▸ **STATED PROBLEM**:
Every line that contains the word "color" should be copied out.

(Dataset listings of figures)
------------------------------------
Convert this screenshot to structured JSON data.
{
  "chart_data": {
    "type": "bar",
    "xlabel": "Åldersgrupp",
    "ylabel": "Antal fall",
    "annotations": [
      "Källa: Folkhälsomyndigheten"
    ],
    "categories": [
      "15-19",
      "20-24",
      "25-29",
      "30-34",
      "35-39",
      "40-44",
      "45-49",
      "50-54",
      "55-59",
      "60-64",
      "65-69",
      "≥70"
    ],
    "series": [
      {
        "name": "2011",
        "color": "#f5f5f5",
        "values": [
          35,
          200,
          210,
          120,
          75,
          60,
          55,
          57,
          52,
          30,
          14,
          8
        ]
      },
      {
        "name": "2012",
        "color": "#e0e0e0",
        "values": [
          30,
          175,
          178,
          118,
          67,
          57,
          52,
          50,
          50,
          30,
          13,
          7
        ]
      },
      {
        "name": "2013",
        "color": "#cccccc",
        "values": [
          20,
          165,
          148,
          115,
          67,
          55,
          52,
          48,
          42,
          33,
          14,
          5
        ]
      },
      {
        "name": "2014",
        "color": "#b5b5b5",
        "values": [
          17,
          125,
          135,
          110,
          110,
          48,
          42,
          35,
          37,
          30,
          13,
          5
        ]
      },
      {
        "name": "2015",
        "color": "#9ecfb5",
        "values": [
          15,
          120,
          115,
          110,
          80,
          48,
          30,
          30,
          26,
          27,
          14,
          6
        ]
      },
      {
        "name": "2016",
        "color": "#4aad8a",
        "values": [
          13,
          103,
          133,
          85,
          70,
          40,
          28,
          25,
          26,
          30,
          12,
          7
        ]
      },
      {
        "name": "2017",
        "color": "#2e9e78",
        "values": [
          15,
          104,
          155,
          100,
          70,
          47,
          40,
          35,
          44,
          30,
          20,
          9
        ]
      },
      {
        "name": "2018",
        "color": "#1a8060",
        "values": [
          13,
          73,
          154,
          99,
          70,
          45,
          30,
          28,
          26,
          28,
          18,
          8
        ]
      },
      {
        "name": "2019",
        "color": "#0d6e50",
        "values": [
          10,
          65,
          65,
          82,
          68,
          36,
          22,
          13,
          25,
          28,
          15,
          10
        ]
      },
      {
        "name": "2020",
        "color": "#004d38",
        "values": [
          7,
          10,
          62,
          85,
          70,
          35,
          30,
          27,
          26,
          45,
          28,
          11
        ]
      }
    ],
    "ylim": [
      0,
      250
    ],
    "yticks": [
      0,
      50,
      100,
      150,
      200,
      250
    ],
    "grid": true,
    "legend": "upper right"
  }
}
------------------------------------
▸ **SOLUTION TO THIS PROBLEM**:
        "color": "#f5f5f5",
        "color": "#e0e0e0",
        "color": "#cccccc",
        "color": "#b5b5b5",
        "color": "#9ecfb5",
        "color": "#4aad8a",
        "color": "#2e9e78",
        "color": "#1a8060",
        "color": "#0d6e50",
        "color": "#004d38",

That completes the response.